--- SUPPLIED MATERIAL ---
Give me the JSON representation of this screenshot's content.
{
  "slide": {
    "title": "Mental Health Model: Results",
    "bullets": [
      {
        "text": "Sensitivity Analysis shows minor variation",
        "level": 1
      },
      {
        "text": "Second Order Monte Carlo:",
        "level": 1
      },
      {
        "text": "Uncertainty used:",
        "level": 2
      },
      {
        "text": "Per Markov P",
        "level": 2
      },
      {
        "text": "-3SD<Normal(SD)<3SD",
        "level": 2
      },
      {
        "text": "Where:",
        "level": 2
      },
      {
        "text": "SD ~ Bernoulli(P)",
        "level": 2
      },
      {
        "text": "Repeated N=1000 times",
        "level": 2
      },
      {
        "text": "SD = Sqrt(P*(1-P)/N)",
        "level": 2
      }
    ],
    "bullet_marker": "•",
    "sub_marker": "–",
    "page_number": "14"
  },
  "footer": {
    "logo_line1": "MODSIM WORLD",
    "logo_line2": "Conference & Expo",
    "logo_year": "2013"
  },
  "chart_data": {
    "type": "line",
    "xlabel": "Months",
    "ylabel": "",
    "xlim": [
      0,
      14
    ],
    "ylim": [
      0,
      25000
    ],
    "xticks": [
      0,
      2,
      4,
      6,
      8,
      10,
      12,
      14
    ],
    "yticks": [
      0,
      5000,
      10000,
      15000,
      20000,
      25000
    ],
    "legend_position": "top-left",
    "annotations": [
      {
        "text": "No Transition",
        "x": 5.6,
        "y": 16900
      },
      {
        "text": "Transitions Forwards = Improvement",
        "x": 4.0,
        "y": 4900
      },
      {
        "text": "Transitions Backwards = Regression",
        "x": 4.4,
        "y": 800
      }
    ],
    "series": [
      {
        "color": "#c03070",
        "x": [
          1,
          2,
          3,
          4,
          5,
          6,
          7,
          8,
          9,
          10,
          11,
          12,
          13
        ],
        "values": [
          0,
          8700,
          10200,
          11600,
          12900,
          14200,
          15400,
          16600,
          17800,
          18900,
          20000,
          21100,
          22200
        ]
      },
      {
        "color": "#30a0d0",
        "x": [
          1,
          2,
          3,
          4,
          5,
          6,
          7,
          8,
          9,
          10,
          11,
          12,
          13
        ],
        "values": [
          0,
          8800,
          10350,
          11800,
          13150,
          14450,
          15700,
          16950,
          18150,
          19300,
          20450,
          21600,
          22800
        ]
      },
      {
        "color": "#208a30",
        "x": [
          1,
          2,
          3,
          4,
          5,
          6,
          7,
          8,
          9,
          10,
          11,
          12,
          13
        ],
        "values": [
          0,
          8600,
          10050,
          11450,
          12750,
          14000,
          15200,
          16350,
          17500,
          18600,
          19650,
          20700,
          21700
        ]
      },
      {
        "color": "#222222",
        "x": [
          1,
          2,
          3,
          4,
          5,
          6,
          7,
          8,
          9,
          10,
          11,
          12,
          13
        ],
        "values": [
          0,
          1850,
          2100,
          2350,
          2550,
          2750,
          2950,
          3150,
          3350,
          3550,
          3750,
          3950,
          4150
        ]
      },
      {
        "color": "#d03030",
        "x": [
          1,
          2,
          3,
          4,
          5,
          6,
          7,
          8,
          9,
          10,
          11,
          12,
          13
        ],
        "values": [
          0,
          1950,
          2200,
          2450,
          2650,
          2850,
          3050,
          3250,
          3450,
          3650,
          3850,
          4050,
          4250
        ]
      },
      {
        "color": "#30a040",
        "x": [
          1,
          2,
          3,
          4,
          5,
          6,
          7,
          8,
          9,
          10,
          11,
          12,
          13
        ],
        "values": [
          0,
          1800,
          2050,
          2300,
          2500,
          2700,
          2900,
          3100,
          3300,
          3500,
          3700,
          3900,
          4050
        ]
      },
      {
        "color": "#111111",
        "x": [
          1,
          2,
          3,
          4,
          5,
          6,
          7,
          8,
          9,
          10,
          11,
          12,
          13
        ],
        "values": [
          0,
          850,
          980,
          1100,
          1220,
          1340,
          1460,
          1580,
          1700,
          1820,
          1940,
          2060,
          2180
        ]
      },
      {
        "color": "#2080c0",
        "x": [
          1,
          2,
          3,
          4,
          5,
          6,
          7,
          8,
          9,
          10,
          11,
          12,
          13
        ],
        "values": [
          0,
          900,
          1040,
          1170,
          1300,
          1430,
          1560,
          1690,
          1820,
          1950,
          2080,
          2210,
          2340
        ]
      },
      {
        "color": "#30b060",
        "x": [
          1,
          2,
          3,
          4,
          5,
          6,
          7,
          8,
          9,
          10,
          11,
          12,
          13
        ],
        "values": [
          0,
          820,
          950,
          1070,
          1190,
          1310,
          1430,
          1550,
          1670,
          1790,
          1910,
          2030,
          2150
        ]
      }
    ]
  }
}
---
Find every line in the records that contains the word "text"; copy those lines.

        "text": "Sensitivity Analysis shows minor variation",
        "text": "Second Order Monte Carlo:",
        "text": "Uncertainty used:",
        "text": "Per Markov P",
        "text": "-3SD<Normal(SD)<3SD",
        "text": "Where:",
        "text": "SD ~ Bernoulli(P)",
        "text": "Repeated N=1000 times",
        "text": "SD = Sqrt(P*(1-P)/N)",
        "text": "No Transition",
        "text": "Transitions Forwards = Improvement",
        "text": "Transitions Backwards = Regression",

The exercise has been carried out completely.